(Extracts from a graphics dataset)
>>>>>
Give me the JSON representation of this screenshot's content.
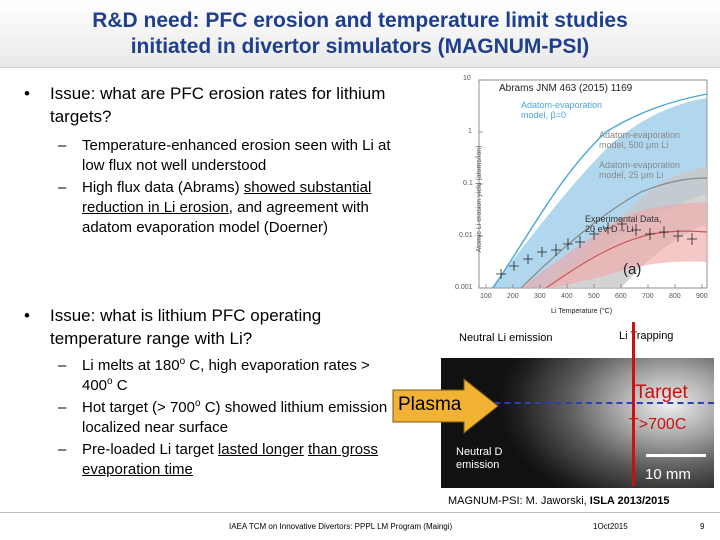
{
  "title": {
    "line1": "R&D need: PFC erosion and temperature limit studies",
    "line2": "initiated in divertor simulators (MAGNUM-PSI)"
  },
  "bullet1": {
    "marker": "•",
    "text": "Issue: what are PFC erosion rates for lithium targets?",
    "subs": [
      {
        "marker": "–",
        "text": "Temperature-enhanced erosion seen with Li at low flux not well understood"
      },
      {
        "marker": "–",
        "text_before": "High flux data (Abrams) ",
        "text_underlined": "showed substantial reduction in Li erosion",
        "text_after": ", and agreement with adatom evaporation model (Doerner)"
      }
    ]
  },
  "bullet2": {
    "marker": "•",
    "text": "Issue: what is lithium PFC operating temperature range with Li?",
    "subs": [
      {
        "marker": "–",
        "p1": "Li melts at 180",
        "sup": "o",
        "p2": " C, high evaporation rates > 400",
        "sup2": "o",
        "p3": " C"
      },
      {
        "marker": "–",
        "p1": "Hot target (> 700",
        "sup": "o",
        "p2": " C) showed lithium emission localized near surface"
      },
      {
        "marker": "–",
        "text_before": "Pre-loaded Li target ",
        "text_underlined": "lasted longer",
        "text_gap": " ",
        "text_underlined2": "than gross evaporation time"
      }
    ]
  },
  "plot": {
    "citation": "Abrams JNM 463 (2015) 1169",
    "ylabel": "Atomic Li erosion yield (atoms/ion)",
    "xlabel": "Li Temperature (°C)",
    "y_ticks": [
      "10",
      "1",
      "0.1",
      "0.01",
      "0.001"
    ],
    "x_ticks": [
      "100",
      "200",
      "300",
      "400",
      "500",
      "600",
      "700",
      "800",
      "900"
    ],
    "annot_blue_1": "Adatom-evaporation",
    "annot_blue_2": "model, β=0",
    "annot_grey_1": "Adatom-evaporation",
    "annot_grey_2": "model, 500 μm Li",
    "annot_grey_3": "Adatom-evaporation",
    "annot_grey_4": "model, 25 μm Li",
    "annot_exp_1": "Experimental Data,",
    "annot_exp_2": "20 eV D→Li",
    "panel": "(a)"
  },
  "emission": {
    "neutral_li": "Neutral Li emission",
    "li_trapping": "Li Trapping",
    "plasma": "Plasma",
    "target": "Target",
    "target_temp": "T>700C",
    "neutral_d_1": "Neutral D",
    "neutral_d_2": "emission",
    "scale": "10 mm"
  },
  "caption": {
    "prefix": "MAGNUM-PSI: M. Jaworski, ",
    "bold": "ISLA 2013/2015"
  },
  "footer": {
    "center": "IAEA TCM on Innovative Divertors: PPPL LM Program (Maingi)",
    "date": "1Oct2015",
    "page": "9"
  },
  "colors": {
    "title": "#1f3f8c",
    "arrow_fill": "#f2b233",
    "target": "#cc1010",
    "dashed_line": "#2a3fb8",
    "blue_band": "#6fb7e0",
    "grey_band": "#c8c8c8",
    "pink_band": "#f0a9a9"
  }
}
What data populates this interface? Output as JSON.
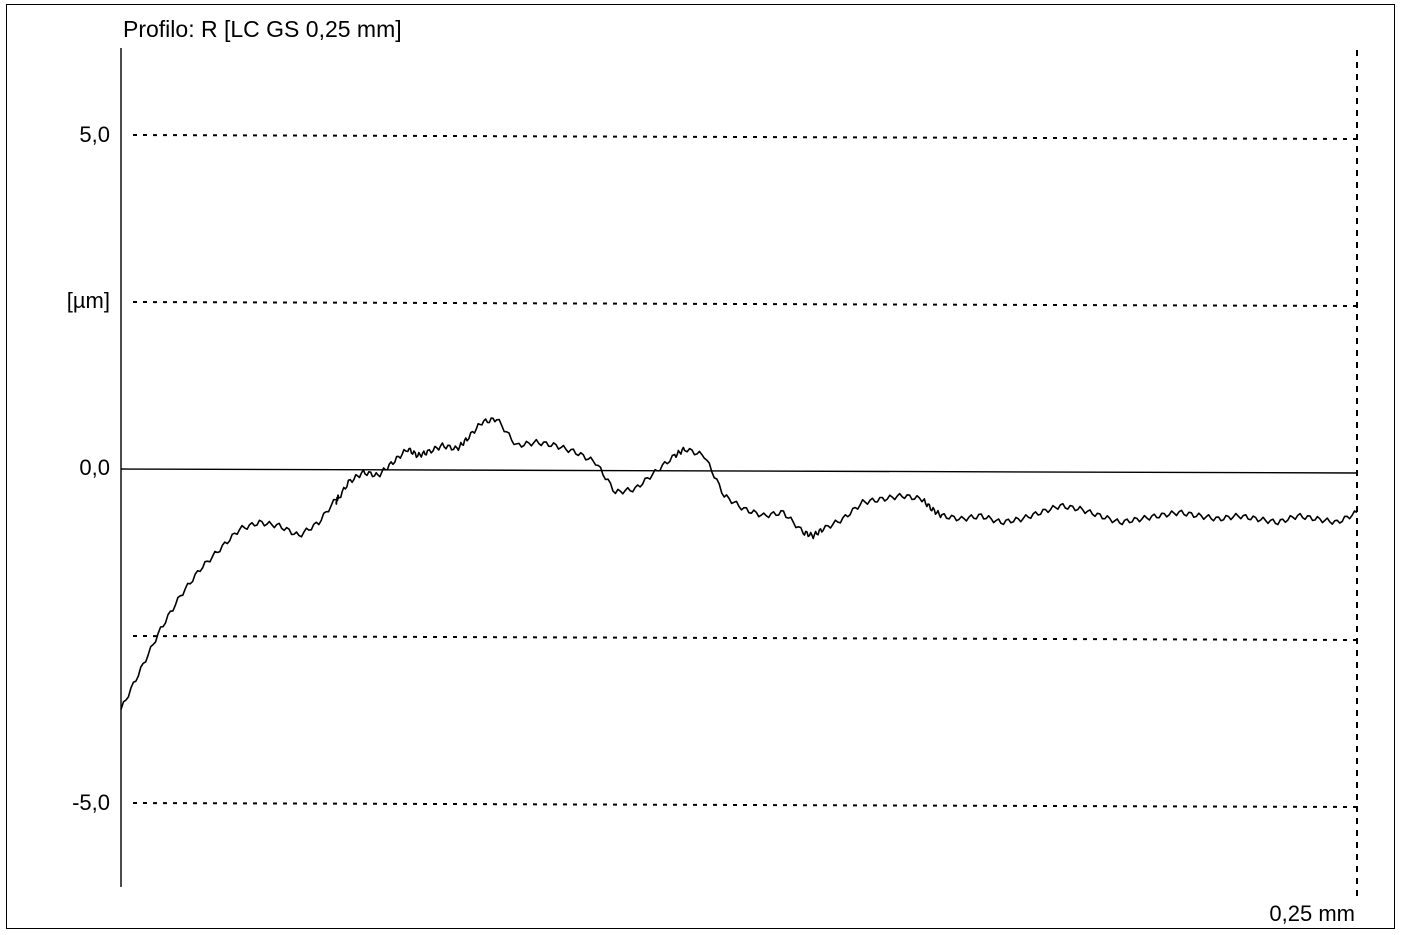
{
  "chart_data": {
    "type": "line",
    "title": "Profilo: R [LC GS 0,25 mm]",
    "ylabel": "[µm]",
    "x_end_label": "0,25 mm",
    "ylim": [
      -7.5,
      7.5
    ],
    "xlim": [
      0,
      0.25
    ],
    "yticks": [
      {
        "value": 5.0,
        "label": "5,0"
      },
      {
        "value": 2.5,
        "label": ""
      },
      {
        "value": 0.0,
        "label": "0,0"
      },
      {
        "value": -2.5,
        "label": ""
      },
      {
        "value": -5.0,
        "label": "-5,0"
      }
    ],
    "grid": true,
    "series": [
      {
        "x": [
          0,
          0.004,
          0.008,
          0.012,
          0.016,
          0.02,
          0.024,
          0.028,
          0.032,
          0.036,
          0.04,
          0.044,
          0.0435,
          0.046,
          0.049,
          0.052,
          0.055,
          0.058,
          0.06,
          0.062,
          0.065,
          0.068,
          0.07,
          0.073,
          0.076,
          0.08,
          0.084,
          0.088,
          0.092,
          0.096,
          0.1,
          0.104,
          0.108,
          0.112,
          0.114,
          0.118,
          0.122,
          0.126,
          0.13,
          0.134,
          0.138,
          0.14,
          0.142,
          0.146,
          0.15,
          0.154,
          0.158,
          0.162,
          0.164,
          0.166,
          0.17,
          0.174,
          0.178,
          0.182,
          0.186,
          0.19,
          0.194,
          0.198,
          0.202,
          0.206,
          0.21,
          0.214,
          0.218,
          0.222,
          0.226,
          0.23,
          0.234,
          0.238,
          0.242,
          0.246,
          0.25
        ],
        "y": [
          -3.6,
          -3.0,
          -2.4,
          -1.9,
          -1.5,
          -1.2,
          -0.9,
          -0.8,
          -0.85,
          -1.0,
          -0.8,
          -0.4,
          -0.5,
          -0.2,
          -0.05,
          -0.1,
          0.1,
          0.3,
          0.2,
          0.25,
          0.35,
          0.3,
          0.45,
          0.7,
          0.75,
          0.35,
          0.4,
          0.35,
          0.25,
          0.1,
          -0.35,
          -0.3,
          -0.05,
          0.2,
          0.3,
          0.2,
          -0.4,
          -0.6,
          -0.7,
          -0.65,
          -0.95,
          -1.0,
          -0.9,
          -0.75,
          -0.5,
          -0.45,
          -0.4,
          -0.45,
          -0.6,
          -0.7,
          -0.75,
          -0.7,
          -0.8,
          -0.75,
          -0.65,
          -0.55,
          -0.6,
          -0.7,
          -0.8,
          -0.75,
          -0.7,
          -0.65,
          -0.7,
          -0.75,
          -0.7,
          -0.75,
          -0.8,
          -0.7,
          -0.75,
          -0.8,
          -0.65
        ]
      }
    ]
  }
}
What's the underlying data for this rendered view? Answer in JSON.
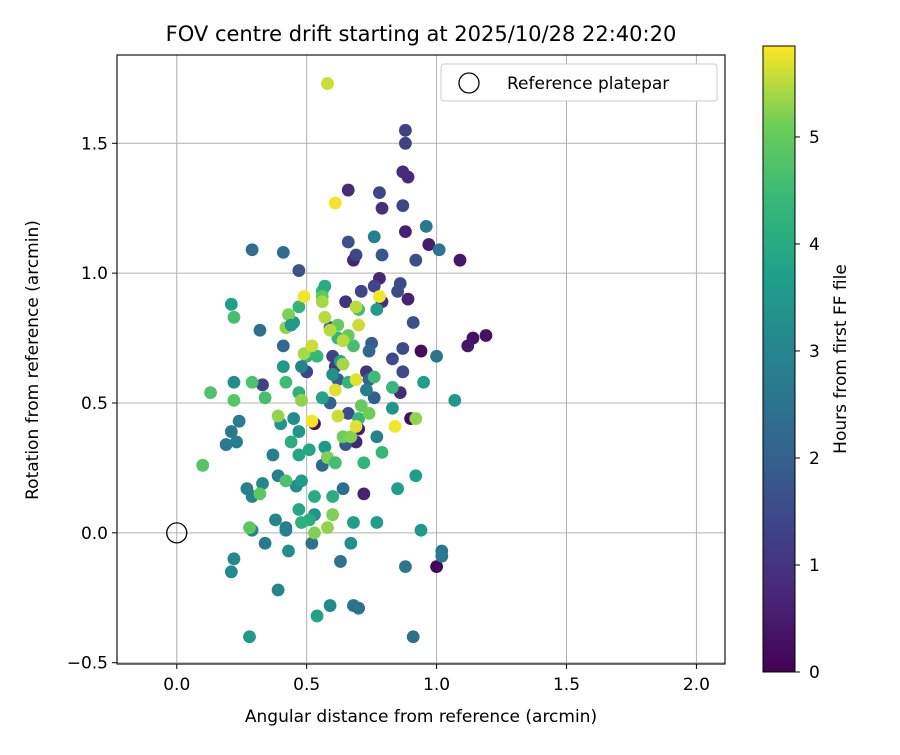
<<<<<
INSTRUCTIONS TO FOLLOW:
Transcribe the preceding listing in its entirety and with exact wording, leaving out pictures.

WRITTEN SOLUTION:
Give me the JSON representation of this screenshot's content.
{
  "title": {
    "line1": "R&D need: PFC erosion and temperature limit studies",
    "line2": "initiated in divertor simulators (MAGNUM-PSI)"
  },
  "bullet1": {
    "marker": "•",
    "text": "Issue: what are PFC erosion rates for lithium targets?",
    "subs": [
      {
        "marker": "–",
        "text": "Temperature-enhanced erosion seen with Li at low flux not well understood"
      },
      {
        "marker": "–",
        "text_before": "High flux data (Abrams) ",
        "text_underlined": "showed substantial reduction in Li erosion",
        "text_after": ", and agreement with adatom evaporation model (Doerner)"
      }
    ]
  },
  "bullet2": {
    "marker": "•",
    "text": "Issue: what is lithium PFC operating temperature range with Li?",
    "subs": [
      {
        "marker": "–",
        "p1": "Li melts at 180",
        "sup": "o",
        "p2": " C, high evaporation rates > 400",
        "sup2": "o",
        "p3": " C"
      },
      {
        "marker": "–",
        "p1": "Hot target (> 700",
        "sup": "o",
        "p2": " C) showed lithium emission localized near surface"
      },
      {
        "marker": "–",
        "text_before": "Pre-loaded Li target ",
        "text_underlined": "lasted longer",
        "text_gap": " ",
        "text_underlined2": "than gross evaporation time"
      }
    ]
  },
  "plot": {
    "citation": "Abrams JNM 463 (2015) 1169",
    "ylabel": "Atomic Li erosion yield (atoms/ion)",
    "xlabel": "Li Temperature (°C)",
    "y_ticks": [
      "10",
      "1",
      "0.1",
      "0.01",
      "0.001"
    ],
    "x_ticks": [
      "100",
      "200",
      "300",
      "400",
      "500",
      "600",
      "700",
      "800",
      "900"
    ],
    "annot_blue_1": "Adatom-evaporation",
    "annot_blue_2": "model, β=0",
    "annot_grey_1": "Adatom-evaporation",
    "annot_grey_2": "model, 500 μm Li",
    "annot_grey_3": "Adatom-evaporation",
    "annot_grey_4": "model, 25 μm Li",
    "annot_exp_1": "Experimental Data,",
    "annot_exp_2": "20 eV D→Li",
    "panel": "(a)"
  },
  "emission": {
    "neutral_li": "Neutral Li emission",
    "li_trapping": "Li Trapping",
    "plasma": "Plasma",
    "target": "Target",
    "target_temp": "T>700C",
    "neutral_d_1": "Neutral D",
    "neutral_d_2": "emission",
    "scale": "10 mm"
  },
  "caption": {
    "prefix": "MAGNUM-PSI: M. Jaworski, ",
    "bold": "ISLA 2013/2015"
  },
  "footer": {
    "center": "IAEA TCM on Innovative Divertors: PPPL LM Program (Maingi)",
    "date": "1Oct2015",
    "page": "9"
  },
  "colors": {
    "title": "#1f3f8c",
    "arrow_fill": "#f2b233",
    "target": "#cc1010",
    "dashed_line": "#2a3fb8",
    "blue_band": "#6fb7e0",
    "grey_band": "#c8c8c8",
    "pink_band": "#f0a9a9"
  }
}
What data populates this interface? Output as JSON.
{
  "chart_data": {
    "type": "line",
    "title": "Profilo: R [LC GS 0,25 mm]",
    "ylabel": "[µm]",
    "x_end_label": "0,25 mm",
    "ylim": [
      -7.5,
      7.5
    ],
    "xlim": [
      0,
      0.25
    ],
    "yticks": [
      {
        "value": 5.0,
        "label": "5,0"
      },
      {
        "value": 2.5,
        "label": ""
      },
      {
        "value": 0.0,
        "label": "0,0"
      },
      {
        "value": -2.5,
        "label": ""
      },
      {
        "value": -5.0,
        "label": "-5,0"
      }
    ],
    "grid": true,
    "series": [
      {
        "x": [
          0,
          0.004,
          0.008,
          0.012,
          0.016,
          0.02,
          0.024,
          0.028,
          0.032,
          0.036,
          0.04,
          0.044,
          0.0435,
          0.046,
          0.049,
          0.052,
          0.055,
          0.058,
          0.06,
          0.062,
          0.065,
          0.068,
          0.07,
          0.073,
          0.076,
          0.08,
          0.084,
          0.088,
          0.092,
          0.096,
          0.1,
          0.104,
          0.108,
          0.112,
          0.114,
          0.118,
          0.122,
          0.126,
          0.13,
          0.134,
          0.138,
          0.14,
          0.142,
          0.146,
          0.15,
          0.154,
          0.158,
          0.162,
          0.164,
          0.166,
          0.17,
          0.174,
          0.178,
          0.182,
          0.186,
          0.19,
          0.194,
          0.198,
          0.202,
          0.206,
          0.21,
          0.214,
          0.218,
          0.222,
          0.226,
          0.23,
          0.234,
          0.238,
          0.242,
          0.246,
          0.25
        ],
        "y": [
          -3.6,
          -3.0,
          -2.4,
          -1.9,
          -1.5,
          -1.2,
          -0.9,
          -0.8,
          -0.85,
          -1.0,
          -0.8,
          -0.4,
          -0.5,
          -0.2,
          -0.05,
          -0.1,
          0.1,
          0.3,
          0.2,
          0.25,
          0.35,
          0.3,
          0.45,
          0.7,
          0.75,
          0.35,
          0.4,
          0.35,
          0.25,
          0.1,
          -0.35,
          -0.3,
          -0.05,
          0.2,
          0.3,
          0.2,
          -0.4,
          -0.6,
          -0.7,
          -0.65,
          -0.95,
          -1.0,
          -0.9,
          -0.75,
          -0.5,
          -0.45,
          -0.4,
          -0.45,
          -0.6,
          -0.7,
          -0.75,
          -0.7,
          -0.8,
          -0.75,
          -0.65,
          -0.55,
          -0.6,
          -0.7,
          -0.8,
          -0.75,
          -0.7,
          -0.65,
          -0.7,
          -0.75,
          -0.7,
          -0.75,
          -0.8,
          -0.7,
          -0.75,
          -0.8,
          -0.65
        ]
      }
    ]
  }
}
What's the underlying data for this rendered view? Answer in JSON.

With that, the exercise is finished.